## Aim of the exercise
Line by line, return the listing exactly, without any of the images.
+++ Data section
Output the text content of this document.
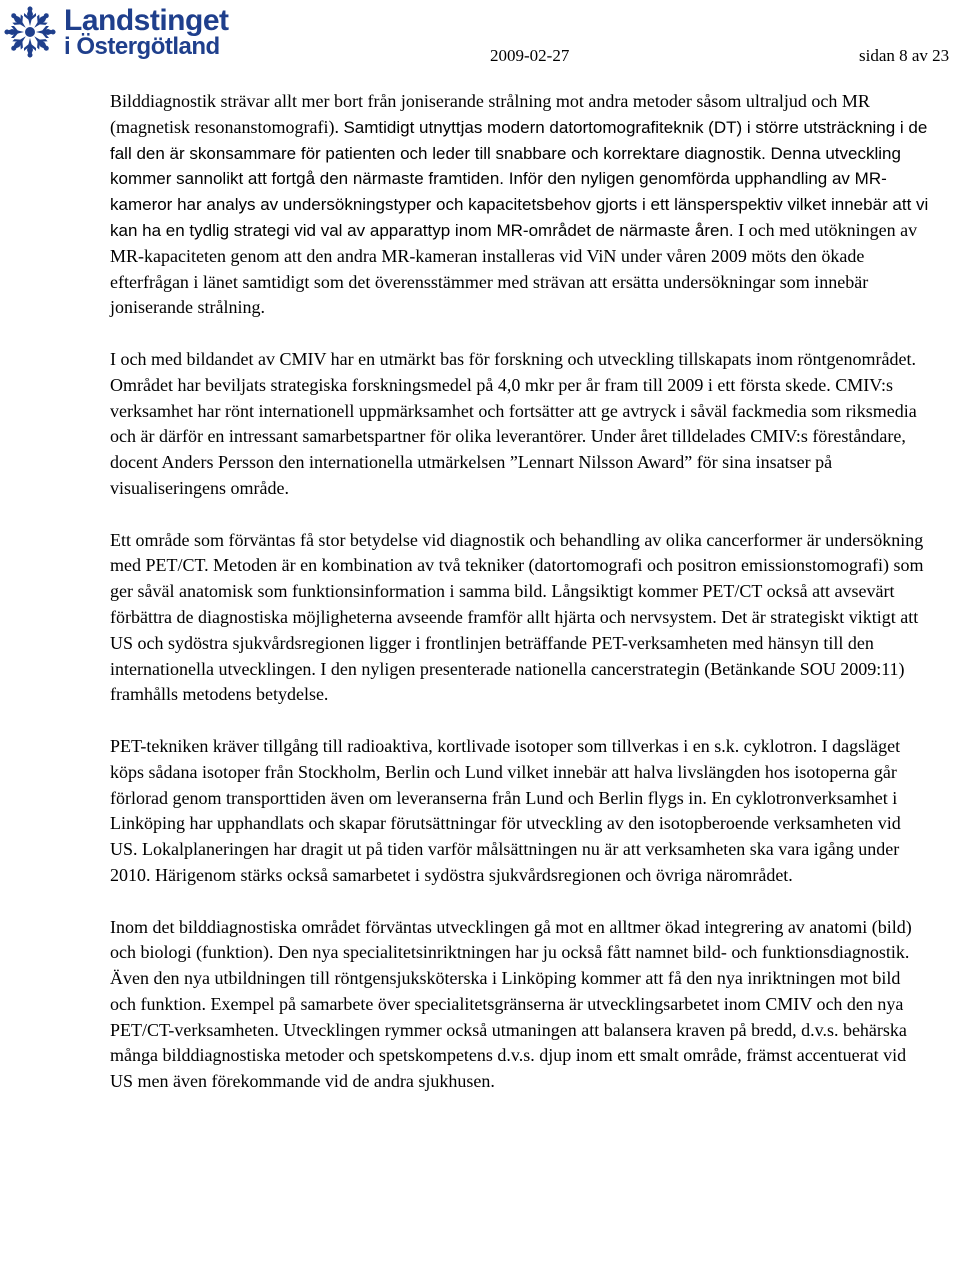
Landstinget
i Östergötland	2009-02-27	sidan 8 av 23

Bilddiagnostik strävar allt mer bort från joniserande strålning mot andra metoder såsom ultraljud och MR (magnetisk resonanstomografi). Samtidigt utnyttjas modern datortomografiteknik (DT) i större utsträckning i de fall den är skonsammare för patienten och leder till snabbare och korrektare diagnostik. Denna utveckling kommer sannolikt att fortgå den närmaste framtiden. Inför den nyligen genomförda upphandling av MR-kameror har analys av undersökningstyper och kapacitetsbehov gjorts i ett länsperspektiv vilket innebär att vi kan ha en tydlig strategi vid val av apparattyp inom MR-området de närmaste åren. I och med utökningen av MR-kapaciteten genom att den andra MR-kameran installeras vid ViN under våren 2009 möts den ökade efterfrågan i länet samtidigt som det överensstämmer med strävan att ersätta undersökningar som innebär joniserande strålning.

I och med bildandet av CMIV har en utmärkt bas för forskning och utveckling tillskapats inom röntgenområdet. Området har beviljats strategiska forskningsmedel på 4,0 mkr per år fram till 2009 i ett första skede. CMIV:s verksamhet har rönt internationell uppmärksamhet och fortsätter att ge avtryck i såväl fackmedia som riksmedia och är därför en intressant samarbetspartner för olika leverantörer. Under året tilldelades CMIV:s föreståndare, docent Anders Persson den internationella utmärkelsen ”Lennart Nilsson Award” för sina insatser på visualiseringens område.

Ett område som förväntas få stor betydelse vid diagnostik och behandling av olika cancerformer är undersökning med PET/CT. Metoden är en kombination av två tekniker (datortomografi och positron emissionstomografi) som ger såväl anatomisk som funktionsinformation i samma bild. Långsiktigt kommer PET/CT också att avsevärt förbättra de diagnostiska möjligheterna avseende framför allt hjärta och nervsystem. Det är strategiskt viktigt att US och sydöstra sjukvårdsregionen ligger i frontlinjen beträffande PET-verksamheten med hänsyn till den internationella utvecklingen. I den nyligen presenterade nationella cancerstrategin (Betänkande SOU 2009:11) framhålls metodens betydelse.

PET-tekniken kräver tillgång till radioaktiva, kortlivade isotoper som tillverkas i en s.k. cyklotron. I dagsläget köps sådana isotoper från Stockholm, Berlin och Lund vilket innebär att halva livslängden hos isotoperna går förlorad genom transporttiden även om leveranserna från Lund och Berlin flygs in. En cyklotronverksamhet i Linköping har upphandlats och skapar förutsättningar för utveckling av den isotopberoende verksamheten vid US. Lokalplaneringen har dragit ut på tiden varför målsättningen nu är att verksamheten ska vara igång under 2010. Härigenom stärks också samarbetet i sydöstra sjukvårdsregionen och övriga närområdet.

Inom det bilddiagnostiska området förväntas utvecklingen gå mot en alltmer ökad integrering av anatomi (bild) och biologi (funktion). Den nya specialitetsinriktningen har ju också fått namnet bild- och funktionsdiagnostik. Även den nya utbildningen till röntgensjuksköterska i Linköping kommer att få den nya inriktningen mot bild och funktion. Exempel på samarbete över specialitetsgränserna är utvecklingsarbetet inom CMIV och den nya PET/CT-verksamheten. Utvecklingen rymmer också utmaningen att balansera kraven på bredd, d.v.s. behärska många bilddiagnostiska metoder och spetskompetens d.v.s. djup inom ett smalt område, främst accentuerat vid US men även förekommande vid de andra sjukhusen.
++++++
## Finished exercise
Output the text content of this document.
Landstinget
i Östergötland	2009-02-27	sidan 8 av 23

Bilddiagnostik strävar allt mer bort från joniserande strålning mot andra metoder såsom ultraljud och MR (magnetisk resonanstomografi). Samtidigt utnyttjas modern datortomografiteknik (DT) i större utsträckning i de fall den är skonsammare för patienten och leder till snabbare och korrektare diagnostik. Denna utveckling kommer sannolikt att fortgå den närmaste framtiden. Inför den nyligen genomförda upphandling av MR-kameror har analys av undersökningstyper och kapacitetsbehov gjorts i ett länsperspektiv vilket innebär att vi kan ha en tydlig strategi vid val av apparattyp inom MR-området de närmaste åren. I och med utökningen av MR-kapaciteten genom att den andra MR-kameran installeras vid ViN under våren 2009 möts den ökade efterfrågan i länet samtidigt som det överensstämmer med strävan att ersätta undersökningar som innebär joniserande strålning.

I och med bildandet av CMIV har en utmärkt bas för forskning och utveckling tillskapats inom röntgenområdet. Området har beviljats strategiska forskningsmedel på 4,0 mkr per år fram till 2009 i ett första skede. CMIV:s verksamhet har rönt internationell uppmärksamhet och fortsätter att ge avtryck i såväl fackmedia som riksmedia och är därför en intressant samarbetspartner för olika leverantörer. Under året tilldelades CMIV:s föreståndare, docent Anders Persson den internationella utmärkelsen ”Lennart Nilsson Award” för sina insatser på visualiseringens område.

Ett område som förväntas få stor betydelse vid diagnostik och behandling av olika cancerformer är undersökning med PET/CT. Metoden är en kombination av två tekniker (datortomografi och positron emissionstomografi) som ger såväl anatomisk som funktionsinformation i samma bild. Långsiktigt kommer PET/CT också att avsevärt förbättra de diagnostiska möjligheterna avseende framför allt hjärta och nervsystem. Det är strategiskt viktigt att US och sydöstra sjukvårdsregionen ligger i frontlinjen beträffande PET-verksamheten med hänsyn till den internationella utvecklingen. I den nyligen presenterade nationella cancerstrategin (Betänkande SOU 2009:11) framhålls metodens betydelse.

PET-tekniken kräver tillgång till radioaktiva, kortlivade isotoper som tillverkas i en s.k. cyklotron. I dagsläget köps sådana isotoper från Stockholm, Berlin och Lund vilket innebär att halva livslängden hos isotoperna går förlorad genom transporttiden även om leveranserna från Lund och Berlin flygs in. En cyklotronverksamhet i Linköping har upphandlats och skapar förutsättningar för utveckling av den isotopberoende verksamheten vid US. Lokalplaneringen har dragit ut på tiden varför målsättningen nu är att verksamheten ska vara igång under 2010. Härigenom stärks också samarbetet i sydöstra sjukvårdsregionen och övriga närområdet.

Inom det bilddiagnostiska området förväntas utvecklingen gå mot en alltmer ökad integrering av anatomi (bild) och biologi (funktion). Den nya specialitetsinriktningen har ju också fått namnet bild- och funktionsdiagnostik. Även den nya utbildningen till röntgensjuksköterska i Linköping kommer att få den nya inriktningen mot bild och funktion. Exempel på samarbete över specialitetsgränserna är utvecklingsarbetet inom CMIV och den nya PET/CT-verksamheten. Utvecklingen rymmer också utmaningen att balansera kraven på bredd, d.v.s. behärska många bilddiagnostiska metoder och spetskompetens d.v.s. djup inom ett smalt område, främst accentuerat vid US men även förekommande vid de andra sjukhusen.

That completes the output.